The data below should be restated word for word, with every picture omitted.

### Data extract ###

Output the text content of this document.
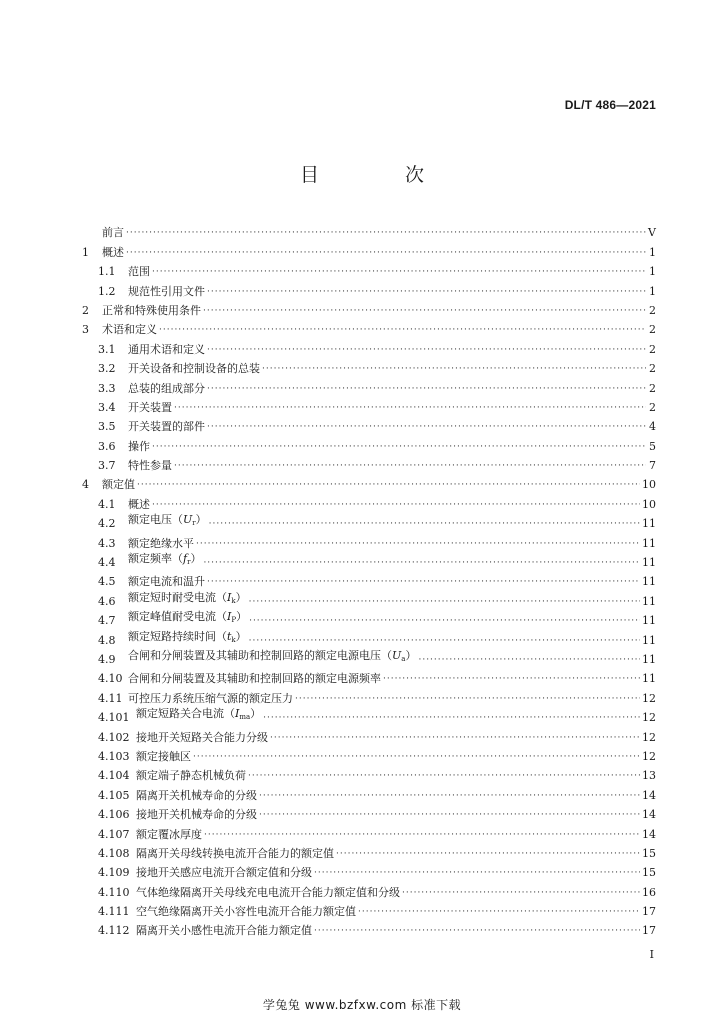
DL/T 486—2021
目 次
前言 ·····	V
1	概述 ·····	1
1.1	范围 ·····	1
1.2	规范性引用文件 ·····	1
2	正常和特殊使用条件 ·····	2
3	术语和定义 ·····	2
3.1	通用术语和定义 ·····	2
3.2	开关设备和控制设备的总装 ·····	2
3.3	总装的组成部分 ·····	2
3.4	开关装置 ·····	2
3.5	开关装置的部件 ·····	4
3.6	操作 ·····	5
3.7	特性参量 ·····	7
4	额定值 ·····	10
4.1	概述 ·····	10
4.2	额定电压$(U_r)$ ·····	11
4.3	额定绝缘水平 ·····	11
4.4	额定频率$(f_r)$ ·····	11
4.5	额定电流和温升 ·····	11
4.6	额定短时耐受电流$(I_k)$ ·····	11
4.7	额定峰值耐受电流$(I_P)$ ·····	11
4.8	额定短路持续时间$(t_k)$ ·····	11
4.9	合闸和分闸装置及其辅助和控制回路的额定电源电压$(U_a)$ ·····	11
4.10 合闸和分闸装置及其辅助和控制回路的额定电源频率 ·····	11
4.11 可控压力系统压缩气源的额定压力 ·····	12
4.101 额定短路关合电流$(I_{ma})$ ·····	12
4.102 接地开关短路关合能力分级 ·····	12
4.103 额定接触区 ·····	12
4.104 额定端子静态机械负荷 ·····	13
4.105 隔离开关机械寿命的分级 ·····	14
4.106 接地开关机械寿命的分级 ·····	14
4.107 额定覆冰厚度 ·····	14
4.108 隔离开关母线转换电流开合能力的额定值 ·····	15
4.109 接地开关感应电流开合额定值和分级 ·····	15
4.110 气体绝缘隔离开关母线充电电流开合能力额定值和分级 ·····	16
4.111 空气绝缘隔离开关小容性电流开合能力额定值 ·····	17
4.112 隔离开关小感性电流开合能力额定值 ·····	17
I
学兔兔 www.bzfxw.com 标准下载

###

Output:
Output the text content of this document.
DL/T 486—2021
目 次
前言 ·····	V
1	概述 ·····	1
1.1	范围 ·····	1
1.2	规范性引用文件 ·····	1
2	正常和特殊使用条件 ·····	2
3	术语和定义 ·····	2
3.1	通用术语和定义 ·····	2
3.2	开关设备和控制设备的总装 ·····	2
3.3	总装的组成部分 ·····	2
3.4	开关装置 ·····	2
3.5	开关装置的部件 ·····	4
3.6	操作 ·····	5
3.7	特性参量 ·····	7
4	额定值 ·····	10
4.1	概述 ·····	10
4.2	额定电压$(U_r)$ ·····	11
4.3	额定绝缘水平 ·····	11
4.4	额定频率$(f_r)$ ·····	11
4.5	额定电流和温升 ·····	11
4.6	额定短时耐受电流$(I_k)$ ·····	11
4.7	额定峰值耐受电流$(I_P)$ ·····	11
4.8	额定短路持续时间$(t_k)$ ·····	11
4.9	合闸和分闸装置及其辅助和控制回路的额定电源电压$(U_a)$ ·····	11
4.10 合闸和分闸装置及其辅助和控制回路的额定电源频率 ·····	11
4.11 可控压力系统压缩气源的额定压力 ·····	12
4.101 额定短路关合电流$(I_{ma})$ ·····	12
4.102 接地开关短路关合能力分级 ·····	12
4.103 额定接触区 ·····	12
4.104 额定端子静态机械负荷 ·····	13
4.105 隔离开关机械寿命的分级 ·····	14
4.106 接地开关机械寿命的分级 ·····	14
4.107 额定覆冰厚度 ·····	14
4.108 隔离开关母线转换电流开合能力的额定值 ·····	15
4.109 接地开关感应电流开合额定值和分级 ·····	15
4.110 气体绝缘隔离开关母线充电电流开合能力额定值和分级 ·····	16
4.111 空气绝缘隔离开关小容性电流开合能力额定值 ·····	17
4.112 隔离开关小感性电流开合能力额定值 ·····	17
I
学兔兔 www.bzfxw.com 标准下载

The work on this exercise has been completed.